■ **ITEMS**:
start
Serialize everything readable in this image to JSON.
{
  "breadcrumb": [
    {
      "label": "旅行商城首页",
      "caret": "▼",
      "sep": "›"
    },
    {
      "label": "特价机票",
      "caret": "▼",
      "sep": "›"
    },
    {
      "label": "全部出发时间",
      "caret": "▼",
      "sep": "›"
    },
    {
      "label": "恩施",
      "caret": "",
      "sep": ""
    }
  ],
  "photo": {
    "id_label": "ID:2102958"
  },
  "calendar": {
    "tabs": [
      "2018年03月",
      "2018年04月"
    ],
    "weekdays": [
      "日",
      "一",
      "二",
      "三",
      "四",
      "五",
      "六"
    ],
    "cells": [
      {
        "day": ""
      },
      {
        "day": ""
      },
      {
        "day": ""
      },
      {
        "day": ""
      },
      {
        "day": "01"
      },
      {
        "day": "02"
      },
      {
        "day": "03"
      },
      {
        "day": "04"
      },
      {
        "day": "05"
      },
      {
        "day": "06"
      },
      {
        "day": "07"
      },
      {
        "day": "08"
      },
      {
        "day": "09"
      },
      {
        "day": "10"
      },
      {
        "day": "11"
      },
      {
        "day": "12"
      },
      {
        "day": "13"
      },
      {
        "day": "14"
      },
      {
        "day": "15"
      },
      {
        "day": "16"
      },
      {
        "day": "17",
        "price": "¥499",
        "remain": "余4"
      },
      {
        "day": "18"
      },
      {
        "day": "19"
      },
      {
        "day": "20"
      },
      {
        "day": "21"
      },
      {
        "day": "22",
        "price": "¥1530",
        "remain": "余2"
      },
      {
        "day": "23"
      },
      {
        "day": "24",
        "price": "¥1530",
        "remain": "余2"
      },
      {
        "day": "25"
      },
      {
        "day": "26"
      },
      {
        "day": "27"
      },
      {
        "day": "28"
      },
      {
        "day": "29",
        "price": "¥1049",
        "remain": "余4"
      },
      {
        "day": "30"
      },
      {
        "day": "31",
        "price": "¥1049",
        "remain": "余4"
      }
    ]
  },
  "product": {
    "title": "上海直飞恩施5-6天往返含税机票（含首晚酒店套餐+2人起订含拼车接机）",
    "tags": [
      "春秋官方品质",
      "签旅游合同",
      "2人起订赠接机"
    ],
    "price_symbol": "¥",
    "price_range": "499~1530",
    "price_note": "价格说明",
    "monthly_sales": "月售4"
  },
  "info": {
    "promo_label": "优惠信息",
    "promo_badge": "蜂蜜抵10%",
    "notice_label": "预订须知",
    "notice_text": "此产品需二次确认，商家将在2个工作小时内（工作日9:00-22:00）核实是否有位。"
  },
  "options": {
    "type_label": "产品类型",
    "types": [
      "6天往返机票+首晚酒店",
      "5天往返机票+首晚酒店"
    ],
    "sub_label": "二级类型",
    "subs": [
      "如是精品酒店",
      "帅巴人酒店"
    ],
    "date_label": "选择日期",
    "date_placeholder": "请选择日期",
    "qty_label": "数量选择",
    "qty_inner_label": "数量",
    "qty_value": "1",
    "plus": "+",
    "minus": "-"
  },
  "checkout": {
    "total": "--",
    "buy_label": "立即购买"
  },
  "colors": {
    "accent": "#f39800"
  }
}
end
Restate the data above word for word, please.

■ **COMPLETE OUTPUT**:
Serialize everything readable in this image to JSON.
{
  "breadcrumb": [
    {
      "label": "旅行商城首页",
      "caret": "▼",
      "sep": "›"
    },
    {
      "label": "特价机票",
      "caret": "▼",
      "sep": "›"
    },
    {
      "label": "全部出发时间",
      "caret": "▼",
      "sep": "›"
    },
    {
      "label": "恩施",
      "caret": "",
      "sep": ""
    }
  ],
  "photo": {
    "id_label": "ID:2102958"
  },
  "calendar": {
    "tabs": [
      "2018年03月",
      "2018年04月"
    ],
    "weekdays": [
      "日",
      "一",
      "二",
      "三",
      "四",
      "五",
      "六"
    ],
    "cells": [
      {
        "day": ""
      },
      {
        "day": ""
      },
      {
        "day": ""
      },
      {
        "day": ""
      },
      {
        "day": "01"
      },
      {
        "day": "02"
      },
      {
        "day": "03"
      },
      {
        "day": "04"
      },
      {
        "day": "05"
      },
      {
        "day": "06"
      },
      {
        "day": "07"
      },
      {
        "day": "08"
      },
      {
        "day": "09"
      },
      {
        "day": "10"
      },
      {
        "day": "11"
      },
      {
        "day": "12"
      },
      {
        "day": "13"
      },
      {
        "day": "14"
      },
      {
        "day": "15"
      },
      {
        "day": "16"
      },
      {
        "day": "17",
        "price": "¥499",
        "remain": "余4"
      },
      {
        "day": "18"
      },
      {
        "day": "19"
      },
      {
        "day": "20"
      },
      {
        "day": "21"
      },
      {
        "day": "22",
        "price": "¥1530",
        "remain": "余2"
      },
      {
        "day": "23"
      },
      {
        "day": "24",
        "price": "¥1530",
        "remain": "余2"
      },
      {
        "day": "25"
      },
      {
        "day": "26"
      },
      {
        "day": "27"
      },
      {
        "day": "28"
      },
      {
        "day": "29",
        "price": "¥1049",
        "remain": "余4"
      },
      {
        "day": "30"
      },
      {
        "day": "31",
        "price": "¥1049",
        "remain": "余4"
      }
    ]
  },
  "product": {
    "title": "上海直飞恩施5-6天往返含税机票（含首晚酒店套餐+2人起订含拼车接机）",
    "tags": [
      "春秋官方品质",
      "签旅游合同",
      "2人起订赠接机"
    ],
    "price_symbol": "¥",
    "price_range": "499~1530",
    "price_note": "价格说明",
    "monthly_sales": "月售4"
  },
  "info": {
    "promo_label": "优惠信息",
    "promo_badge": "蜂蜜抵10%",
    "notice_label": "预订须知",
    "notice_text": "此产品需二次确认，商家将在2个工作小时内（工作日9:00-22:00）核实是否有位。"
  },
  "options": {
    "type_label": "产品类型",
    "types": [
      "6天往返机票+首晚酒店",
      "5天往返机票+首晚酒店"
    ],
    "sub_label": "二级类型",
    "subs": [
      "如是精品酒店",
      "帅巴人酒店"
    ],
    "date_label": "选择日期",
    "date_placeholder": "请选择日期",
    "qty_label": "数量选择",
    "qty_inner_label": "数量",
    "qty_value": "1",
    "plus": "+",
    "minus": "-"
  },
  "checkout": {
    "total": "--",
    "buy_label": "立即购买"
  },
  "colors": {
    "accent": "#f39800"
  }
}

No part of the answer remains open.